| AIM OF THE EXERCISE |
Look through the data for the string "JSON". Copy every line where it is found.

Figure record extracts:
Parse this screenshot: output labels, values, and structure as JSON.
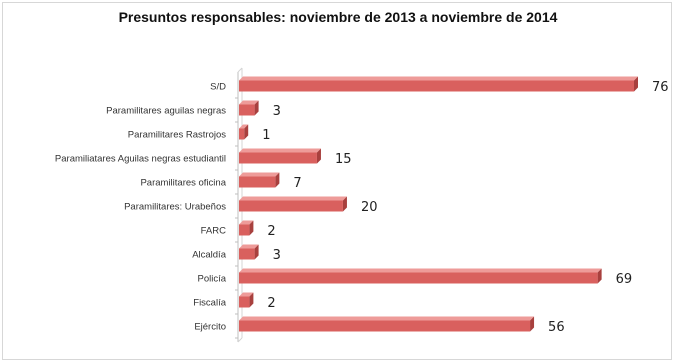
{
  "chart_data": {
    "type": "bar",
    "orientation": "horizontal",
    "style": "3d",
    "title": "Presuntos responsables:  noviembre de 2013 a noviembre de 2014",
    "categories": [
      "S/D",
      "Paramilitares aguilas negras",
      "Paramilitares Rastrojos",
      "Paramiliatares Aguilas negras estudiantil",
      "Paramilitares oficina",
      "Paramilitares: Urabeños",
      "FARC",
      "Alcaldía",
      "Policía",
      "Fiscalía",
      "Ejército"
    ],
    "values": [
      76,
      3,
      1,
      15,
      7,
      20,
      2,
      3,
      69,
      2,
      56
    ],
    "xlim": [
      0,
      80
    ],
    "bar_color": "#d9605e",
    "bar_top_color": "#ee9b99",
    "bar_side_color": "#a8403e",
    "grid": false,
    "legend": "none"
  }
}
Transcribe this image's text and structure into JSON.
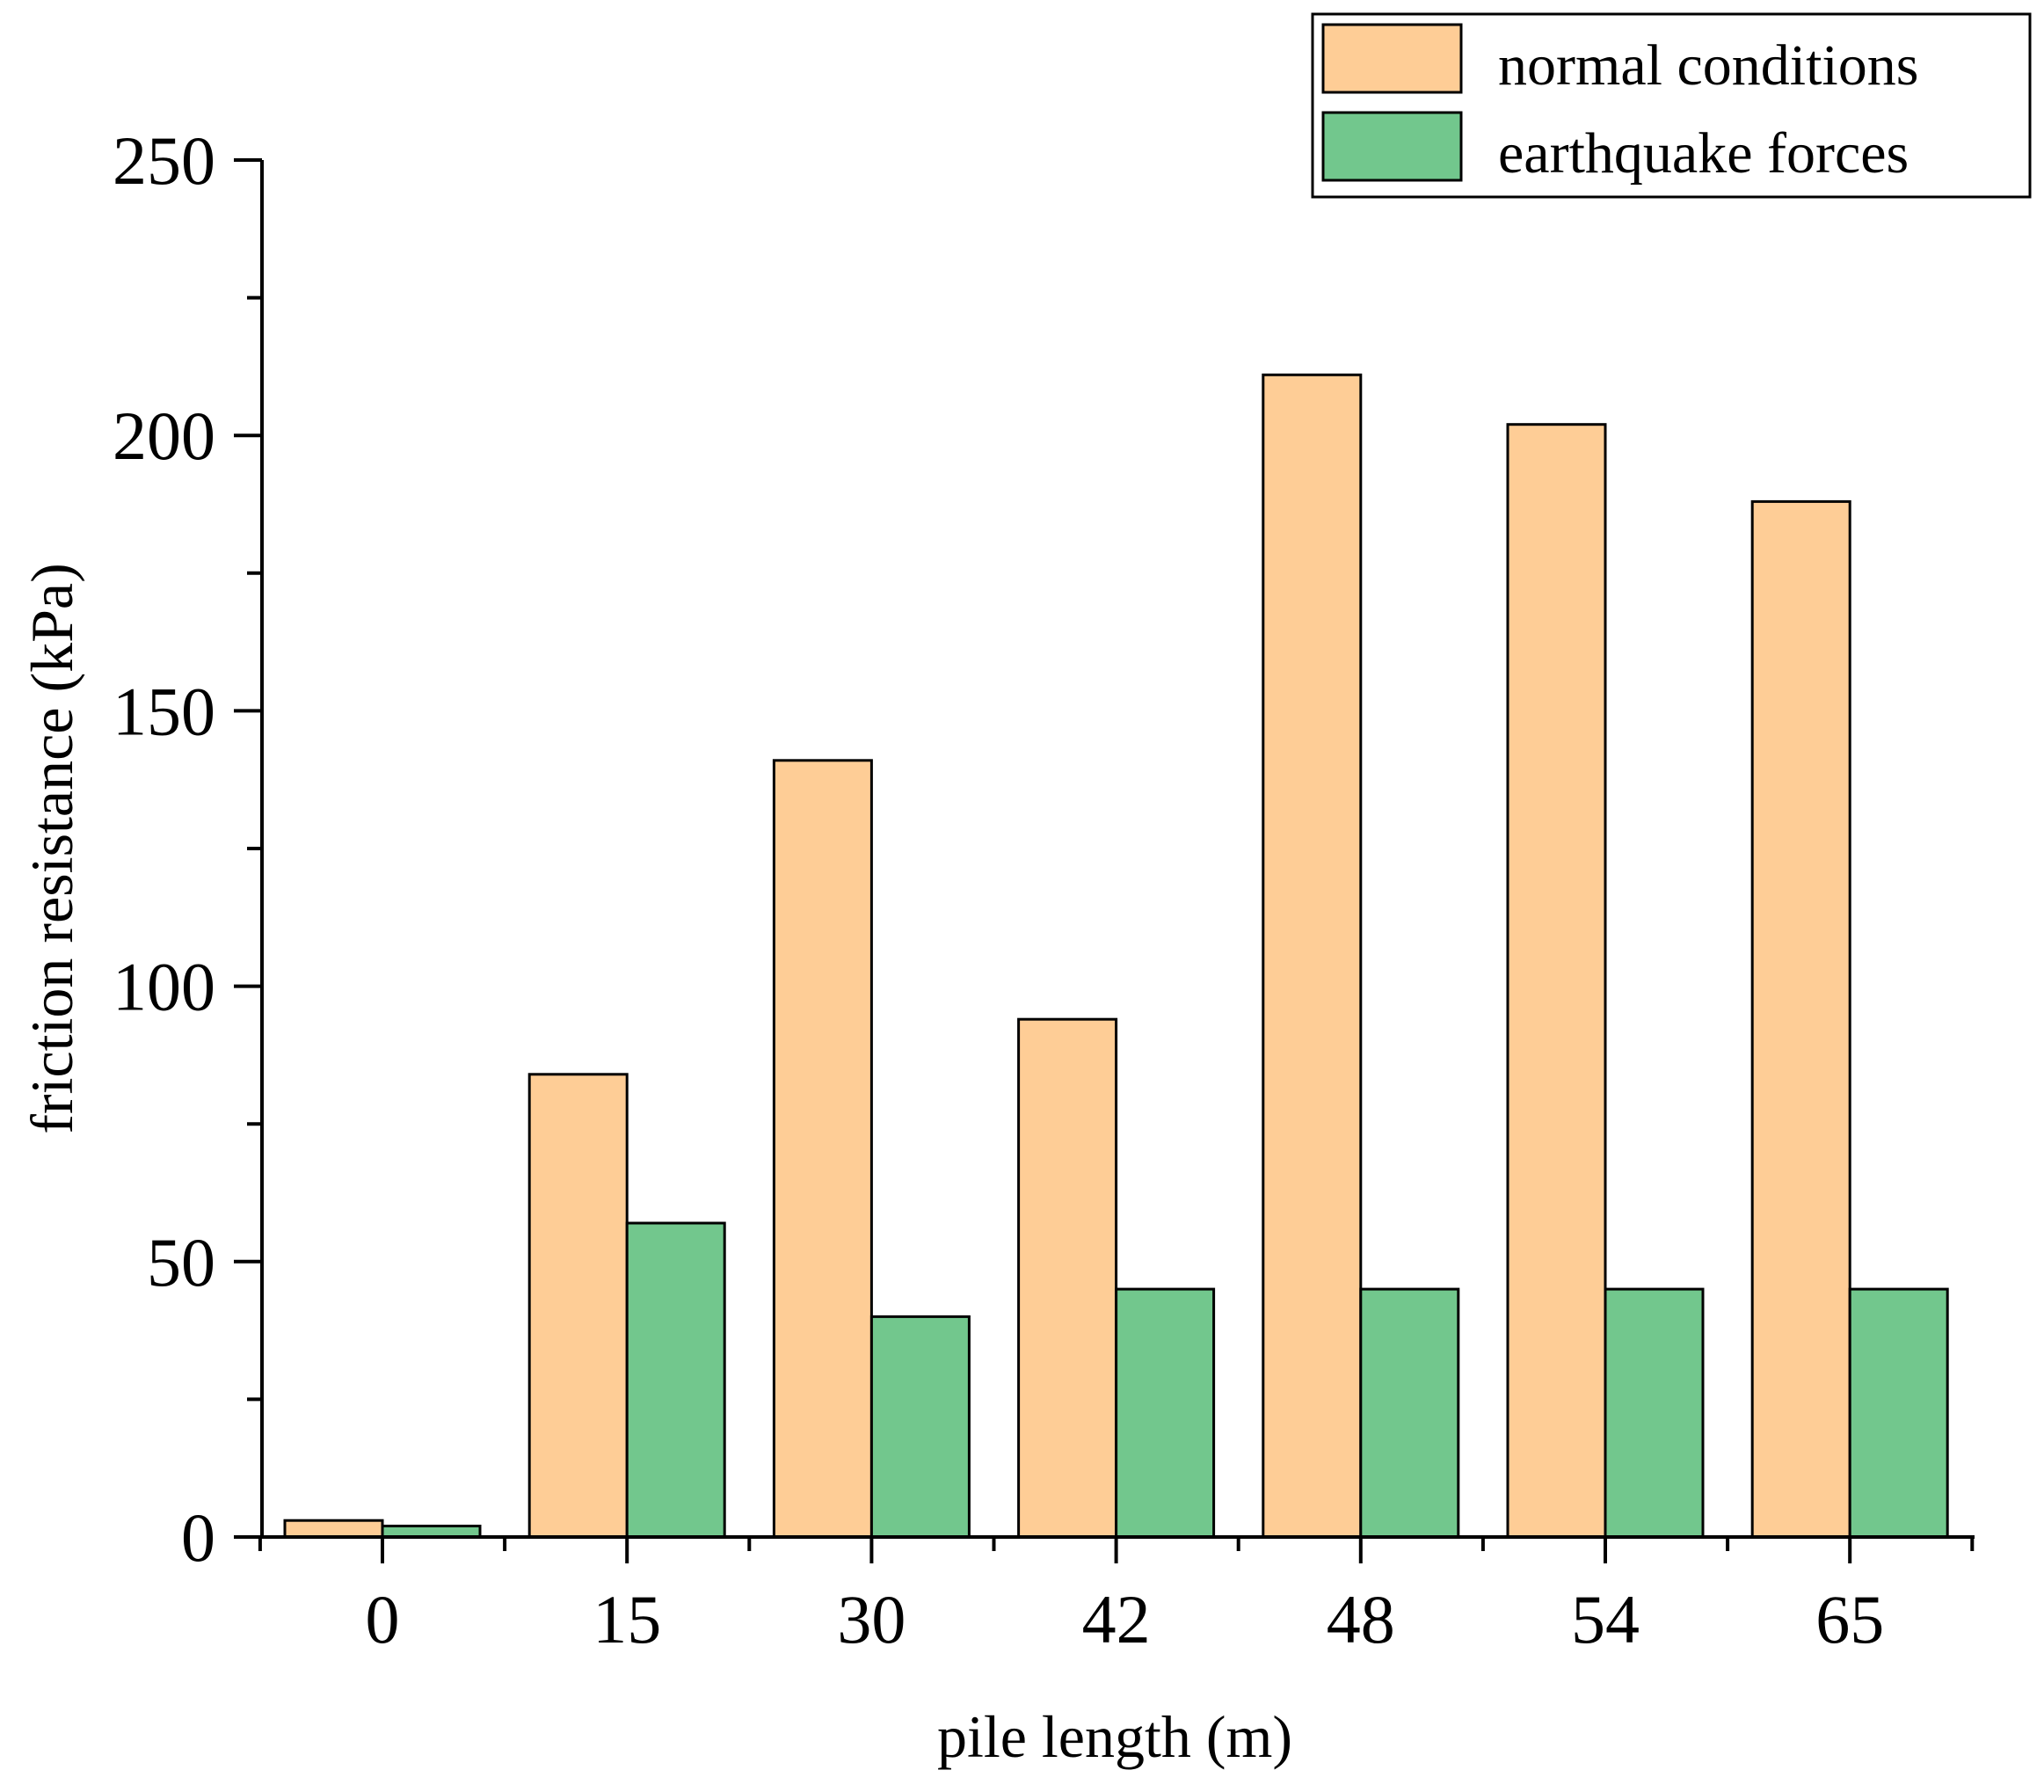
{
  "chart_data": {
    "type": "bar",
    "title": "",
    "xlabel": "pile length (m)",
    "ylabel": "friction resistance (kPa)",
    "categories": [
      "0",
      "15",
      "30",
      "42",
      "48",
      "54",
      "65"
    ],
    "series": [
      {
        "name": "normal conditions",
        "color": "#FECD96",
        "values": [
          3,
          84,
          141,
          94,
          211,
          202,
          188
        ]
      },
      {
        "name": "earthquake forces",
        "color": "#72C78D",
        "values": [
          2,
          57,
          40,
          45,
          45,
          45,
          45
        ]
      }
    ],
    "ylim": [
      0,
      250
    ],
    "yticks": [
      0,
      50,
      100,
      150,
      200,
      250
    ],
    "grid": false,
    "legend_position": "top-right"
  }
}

| WRITTEN ANSWER |
Parse this screenshot: output labels, values, and structure as JSON.
Transcribe this image's text and structure into JSON.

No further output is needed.